The data below is to be returned in full and exactly.

Stored data ->
-=-=-

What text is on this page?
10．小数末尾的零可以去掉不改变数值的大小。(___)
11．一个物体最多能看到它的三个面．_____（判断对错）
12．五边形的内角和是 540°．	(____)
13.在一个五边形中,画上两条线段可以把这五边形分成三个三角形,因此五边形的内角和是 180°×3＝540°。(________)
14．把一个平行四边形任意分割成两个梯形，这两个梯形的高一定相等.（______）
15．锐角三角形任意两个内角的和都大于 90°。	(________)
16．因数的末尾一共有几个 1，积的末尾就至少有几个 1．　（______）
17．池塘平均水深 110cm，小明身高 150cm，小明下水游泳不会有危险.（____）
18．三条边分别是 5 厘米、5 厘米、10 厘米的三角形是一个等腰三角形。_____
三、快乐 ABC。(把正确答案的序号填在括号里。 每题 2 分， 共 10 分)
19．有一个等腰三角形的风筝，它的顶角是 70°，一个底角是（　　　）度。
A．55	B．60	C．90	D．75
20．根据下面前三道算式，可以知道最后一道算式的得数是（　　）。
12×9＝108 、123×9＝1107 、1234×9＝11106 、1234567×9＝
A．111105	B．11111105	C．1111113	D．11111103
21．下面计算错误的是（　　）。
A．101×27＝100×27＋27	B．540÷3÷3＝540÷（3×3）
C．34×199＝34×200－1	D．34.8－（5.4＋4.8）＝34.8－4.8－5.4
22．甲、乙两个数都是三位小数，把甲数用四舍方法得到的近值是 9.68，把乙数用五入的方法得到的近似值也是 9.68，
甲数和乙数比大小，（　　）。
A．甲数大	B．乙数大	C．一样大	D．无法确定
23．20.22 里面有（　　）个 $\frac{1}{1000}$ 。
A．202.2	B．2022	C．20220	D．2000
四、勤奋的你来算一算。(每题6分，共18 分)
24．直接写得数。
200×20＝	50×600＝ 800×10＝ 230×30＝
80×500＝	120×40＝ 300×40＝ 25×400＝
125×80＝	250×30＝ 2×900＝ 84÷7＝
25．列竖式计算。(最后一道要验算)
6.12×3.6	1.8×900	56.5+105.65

-=-=-

FINISHED ANSWER ->
What text is on this page?
10．小数末尾的零可以去掉不改变数值的大小。(___)
11．一个物体最多能看到它的三个面．_____（判断对错）
12．五边形的内角和是 540°．	(____)
13.在一个五边形中,画上两条线段可以把这五边形分成三个三角形,因此五边形的内角和是 180°×3＝540°。(________)
14．把一个平行四边形任意分割成两个梯形，这两个梯形的高一定相等.（______）
15．锐角三角形任意两个内角的和都大于 90°。	(________)
16．因数的末尾一共有几个 1，积的末尾就至少有几个 1．　（______）
17．池塘平均水深 110cm，小明身高 150cm，小明下水游泳不会有危险.（____）
18．三条边分别是 5 厘米、5 厘米、10 厘米的三角形是一个等腰三角形。_____
三、快乐 ABC。(把正确答案的序号填在括号里。 每题 2 分， 共 10 分)
19．有一个等腰三角形的风筝，它的顶角是 70°，一个底角是（　　　）度。
A．55	B．60	C．90	D．75
20．根据下面前三道算式，可以知道最后一道算式的得数是（　　）。
12×9＝108 、123×9＝1107 、1234×9＝11106 、1234567×9＝
A．111105	B．11111105	C．1111113	D．11111103
21．下面计算错误的是（　　）。
A．101×27＝100×27＋27	B．540÷3÷3＝540÷（3×3）
C．34×199＝34×200－1	D．34.8－（5.4＋4.8）＝34.8－4.8－5.4
22．甲、乙两个数都是三位小数，把甲数用四舍方法得到的近值是 9.68，把乙数用五入的方法得到的近似值也是 9.68，
甲数和乙数比大小，（　　）。
A．甲数大	B．乙数大	C．一样大	D．无法确定
23．20.22 里面有（　　）个 $\frac{1}{1000}$ 。
A．202.2	B．2022	C．20220	D．2000
四、勤奋的你来算一算。(每题6分，共18 分)
24．直接写得数。
200×20＝	50×600＝ 800×10＝ 230×30＝
80×500＝	120×40＝ 300×40＝ 25×400＝
125×80＝	250×30＝ 2×900＝ 84÷7＝
25．列竖式计算。(最后一道要验算)
6.12×3.6	1.8×900	56.5+105.65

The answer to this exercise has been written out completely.